Provided records:
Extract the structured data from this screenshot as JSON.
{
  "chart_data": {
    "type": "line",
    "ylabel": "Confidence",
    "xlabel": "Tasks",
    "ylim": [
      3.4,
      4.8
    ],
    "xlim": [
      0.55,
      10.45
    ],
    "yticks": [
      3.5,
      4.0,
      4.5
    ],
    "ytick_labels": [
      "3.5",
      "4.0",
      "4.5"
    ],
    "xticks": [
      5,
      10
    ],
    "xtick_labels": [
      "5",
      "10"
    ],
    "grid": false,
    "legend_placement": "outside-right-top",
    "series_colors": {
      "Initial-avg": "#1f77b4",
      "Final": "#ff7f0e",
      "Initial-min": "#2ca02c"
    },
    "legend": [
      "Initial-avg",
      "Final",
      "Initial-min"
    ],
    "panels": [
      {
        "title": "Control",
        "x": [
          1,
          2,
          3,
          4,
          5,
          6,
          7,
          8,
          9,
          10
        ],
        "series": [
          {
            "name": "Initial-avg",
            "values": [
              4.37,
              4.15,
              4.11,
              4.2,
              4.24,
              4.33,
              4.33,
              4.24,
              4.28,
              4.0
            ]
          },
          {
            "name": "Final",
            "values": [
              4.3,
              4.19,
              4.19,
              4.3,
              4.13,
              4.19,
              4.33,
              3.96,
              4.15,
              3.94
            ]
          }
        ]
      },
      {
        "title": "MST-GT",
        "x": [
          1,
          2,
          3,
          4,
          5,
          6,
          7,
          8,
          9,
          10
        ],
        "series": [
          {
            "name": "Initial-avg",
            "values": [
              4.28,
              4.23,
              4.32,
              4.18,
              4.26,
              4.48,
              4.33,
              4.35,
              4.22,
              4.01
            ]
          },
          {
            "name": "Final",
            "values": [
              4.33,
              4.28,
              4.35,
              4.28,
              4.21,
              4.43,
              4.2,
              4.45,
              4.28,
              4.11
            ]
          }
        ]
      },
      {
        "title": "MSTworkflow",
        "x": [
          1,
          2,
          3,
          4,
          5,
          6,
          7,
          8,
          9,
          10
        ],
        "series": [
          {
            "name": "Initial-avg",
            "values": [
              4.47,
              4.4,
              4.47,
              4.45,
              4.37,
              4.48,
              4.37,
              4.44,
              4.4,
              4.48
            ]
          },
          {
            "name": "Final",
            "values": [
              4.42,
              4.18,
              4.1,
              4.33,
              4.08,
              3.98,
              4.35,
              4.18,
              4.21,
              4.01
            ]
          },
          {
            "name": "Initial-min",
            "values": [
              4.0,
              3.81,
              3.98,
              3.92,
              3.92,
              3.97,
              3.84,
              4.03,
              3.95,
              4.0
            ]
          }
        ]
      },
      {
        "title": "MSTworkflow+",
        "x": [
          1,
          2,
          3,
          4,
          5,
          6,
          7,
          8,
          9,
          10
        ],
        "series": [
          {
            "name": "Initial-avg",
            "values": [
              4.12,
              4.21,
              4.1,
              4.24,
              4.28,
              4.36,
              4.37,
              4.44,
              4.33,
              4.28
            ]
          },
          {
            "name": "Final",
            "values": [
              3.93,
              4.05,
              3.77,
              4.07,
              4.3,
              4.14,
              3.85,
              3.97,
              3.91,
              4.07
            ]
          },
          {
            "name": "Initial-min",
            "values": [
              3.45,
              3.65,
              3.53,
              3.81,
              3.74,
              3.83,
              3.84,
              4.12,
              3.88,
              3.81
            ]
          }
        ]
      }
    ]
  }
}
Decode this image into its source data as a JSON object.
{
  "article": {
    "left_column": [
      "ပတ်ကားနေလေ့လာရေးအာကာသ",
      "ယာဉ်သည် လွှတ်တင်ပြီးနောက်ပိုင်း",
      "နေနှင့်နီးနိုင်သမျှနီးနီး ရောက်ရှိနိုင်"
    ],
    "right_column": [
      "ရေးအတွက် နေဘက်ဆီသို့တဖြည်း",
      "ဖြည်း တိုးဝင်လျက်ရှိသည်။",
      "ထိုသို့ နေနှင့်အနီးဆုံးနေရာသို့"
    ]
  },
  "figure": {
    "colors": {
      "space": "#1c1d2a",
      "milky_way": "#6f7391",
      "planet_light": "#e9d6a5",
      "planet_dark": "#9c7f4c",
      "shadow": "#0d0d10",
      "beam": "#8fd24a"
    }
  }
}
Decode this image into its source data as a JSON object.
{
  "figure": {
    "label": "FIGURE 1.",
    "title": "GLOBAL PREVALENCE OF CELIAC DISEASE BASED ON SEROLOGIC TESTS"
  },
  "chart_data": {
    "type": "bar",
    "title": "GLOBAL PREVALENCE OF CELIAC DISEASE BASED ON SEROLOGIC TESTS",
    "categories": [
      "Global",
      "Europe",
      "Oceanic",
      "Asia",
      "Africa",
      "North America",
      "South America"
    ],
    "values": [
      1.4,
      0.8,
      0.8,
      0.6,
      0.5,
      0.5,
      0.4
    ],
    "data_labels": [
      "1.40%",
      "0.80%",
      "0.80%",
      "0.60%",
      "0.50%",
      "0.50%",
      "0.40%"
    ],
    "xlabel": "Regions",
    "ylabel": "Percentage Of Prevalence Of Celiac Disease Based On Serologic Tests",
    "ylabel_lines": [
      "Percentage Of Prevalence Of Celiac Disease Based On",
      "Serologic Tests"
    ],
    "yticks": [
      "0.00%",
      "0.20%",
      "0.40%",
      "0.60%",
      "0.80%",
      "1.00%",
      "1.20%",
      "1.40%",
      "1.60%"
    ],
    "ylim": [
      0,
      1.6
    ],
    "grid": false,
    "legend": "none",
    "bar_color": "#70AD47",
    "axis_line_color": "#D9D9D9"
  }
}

Work to complete: Output all of the data again. Match it exactly.

Correct answer:
Extract the structured data from this screenshot as JSON.
{
  "chart_data": {
    "type": "line",
    "ylabel": "Confidence",
    "xlabel": "Tasks",
    "ylim": [
      3.4,
      4.8
    ],
    "xlim": [
      0.55,
      10.45
    ],
    "yticks": [
      3.5,
      4.0,
      4.5
    ],
    "ytick_labels": [
      "3.5",
      "4.0",
      "4.5"
    ],
    "xticks": [
      5,
      10
    ],
    "xtick_labels": [
      "5",
      "10"
    ],
    "grid": false,
    "legend_placement": "outside-right-top",
    "series_colors": {
      "Initial-avg": "#1f77b4",
      "Final": "#ff7f0e",
      "Initial-min": "#2ca02c"
    },
    "legend": [
      "Initial-avg",
      "Final",
      "Initial-min"
    ],
    "panels": [
      {
        "title": "Control",
        "x": [
          1,
          2,
          3,
          4,
          5,
          6,
          7,
          8,
          9,
          10
        ],
        "series": [
          {
            "name": "Initial-avg",
            "values": [
              4.37,
              4.15,
              4.11,
              4.2,
              4.24,
              4.33,
              4.33,
              4.24,
              4.28,
              4.0
            ]
          },
          {
            "name": "Final",
            "values": [
              4.3,
              4.19,
              4.19,
              4.3,
              4.13,
              4.19,
              4.33,
              3.96,
              4.15,
              3.94
            ]
          }
        ]
      },
      {
        "title": "MST-GT",
        "x": [
          1,
          2,
          3,
          4,
          5,
          6,
          7,
          8,
          9,
          10
        ],
        "series": [
          {
            "name": "Initial-avg",
            "values": [
              4.28,
              4.23,
              4.32,
              4.18,
              4.26,
              4.48,
              4.33,
              4.35,
              4.22,
              4.01
            ]
          },
          {
            "name": "Final",
            "values": [
              4.33,
              4.28,
              4.35,
              4.28,
              4.21,
              4.43,
              4.2,
              4.45,
              4.28,
              4.11
            ]
          }
        ]
      },
      {
        "title": "MSTworkflow",
        "x": [
          1,
          2,
          3,
          4,
          5,
          6,
          7,
          8,
          9,
          10
        ],
        "series": [
          {
            "name": "Initial-avg",
            "values": [
              4.47,
              4.4,
              4.47,
              4.45,
              4.37,
              4.48,
              4.37,
              4.44,
              4.4,
              4.48
            ]
          },
          {
            "name": "Final",
            "values": [
              4.42,
              4.18,
              4.1,
              4.33,
              4.08,
              3.98,
              4.35,
              4.18,
              4.21,
              4.01
            ]
          },
          {
            "name": "Initial-min",
            "values": [
              4.0,
              3.81,
              3.98,
              3.92,
              3.92,
              3.97,
              3.84,
              4.03,
              3.95,
              4.0
            ]
          }
        ]
      },
      {
        "title": "MSTworkflow+",
        "x": [
          1,
          2,
          3,
          4,
          5,
          6,
          7,
          8,
          9,
          10
        ],
        "series": [
          {
            "name": "Initial-avg",
            "values": [
              4.12,
              4.21,
              4.1,
              4.24,
              4.28,
              4.36,
              4.37,
              4.44,
              4.33,
              4.28
            ]
          },
          {
            "name": "Final",
            "values": [
              3.93,
              4.05,
              3.77,
              4.07,
              4.3,
              4.14,
              3.85,
              3.97,
              3.91,
              4.07
            ]
          },
          {
            "name": "Initial-min",
            "values": [
              3.45,
              3.65,
              3.53,
              3.81,
              3.74,
              3.83,
              3.84,
              4.12,
              3.88,
              3.81
            ]
          }
        ]
      }
    ]
  }
}
Decode this image into its source data as a JSON object.
{
  "article": {
    "left_column": [
      "ပတ်ကားနေလေ့လာရေးအာကာသ",
      "ယာဉ်သည် လွှတ်တင်ပြီးနောက်ပိုင်း",
      "နေနှင့်နီးနိုင်သမျှနီးနီး ရောက်ရှိနိုင်"
    ],
    "right_column": [
      "ရေးအတွက် နေဘက်ဆီသို့တဖြည်း",
      "ဖြည်း တိုးဝင်လျက်ရှိသည်။",
      "ထိုသို့ နေနှင့်အနီးဆုံးနေရာသို့"
    ]
  },
  "figure": {
    "colors": {
      "space": "#1c1d2a",
      "milky_way": "#6f7391",
      "planet_light": "#e9d6a5",
      "planet_dark": "#9c7f4c",
      "shadow": "#0d0d10",
      "beam": "#8fd24a"
    }
  }
}
Decode this image into its source data as a JSON object.
{
  "figure": {
    "label": "FIGURE 1.",
    "title": "GLOBAL PREVALENCE OF CELIAC DISEASE BASED ON SEROLOGIC TESTS"
  },
  "chart_data": {
    "type": "bar",
    "title": "GLOBAL PREVALENCE OF CELIAC DISEASE BASED ON SEROLOGIC TESTS",
    "categories": [
      "Global",
      "Europe",
      "Oceanic",
      "Asia",
      "Africa",
      "North America",
      "South America"
    ],
    "values": [
      1.4,
      0.8,
      0.8,
      0.6,
      0.5,
      0.5,
      0.4
    ],
    "data_labels": [
      "1.40%",
      "0.80%",
      "0.80%",
      "0.60%",
      "0.50%",
      "0.50%",
      "0.40%"
    ],
    "xlabel": "Regions",
    "ylabel": "Percentage Of Prevalence Of Celiac Disease Based On Serologic Tests",
    "ylabel_lines": [
      "Percentage Of Prevalence Of Celiac Disease Based On",
      "Serologic Tests"
    ],
    "yticks": [
      "0.00%",
      "0.20%",
      "0.40%",
      "0.60%",
      "0.80%",
      "1.00%",
      "1.20%",
      "1.40%",
      "1.60%"
    ],
    "ylim": [
      0,
      1.6
    ],
    "grid": false,
    "legend": "none",
    "bar_color": "#70AD47",
    "axis_line_color": "#D9D9D9"
  }
}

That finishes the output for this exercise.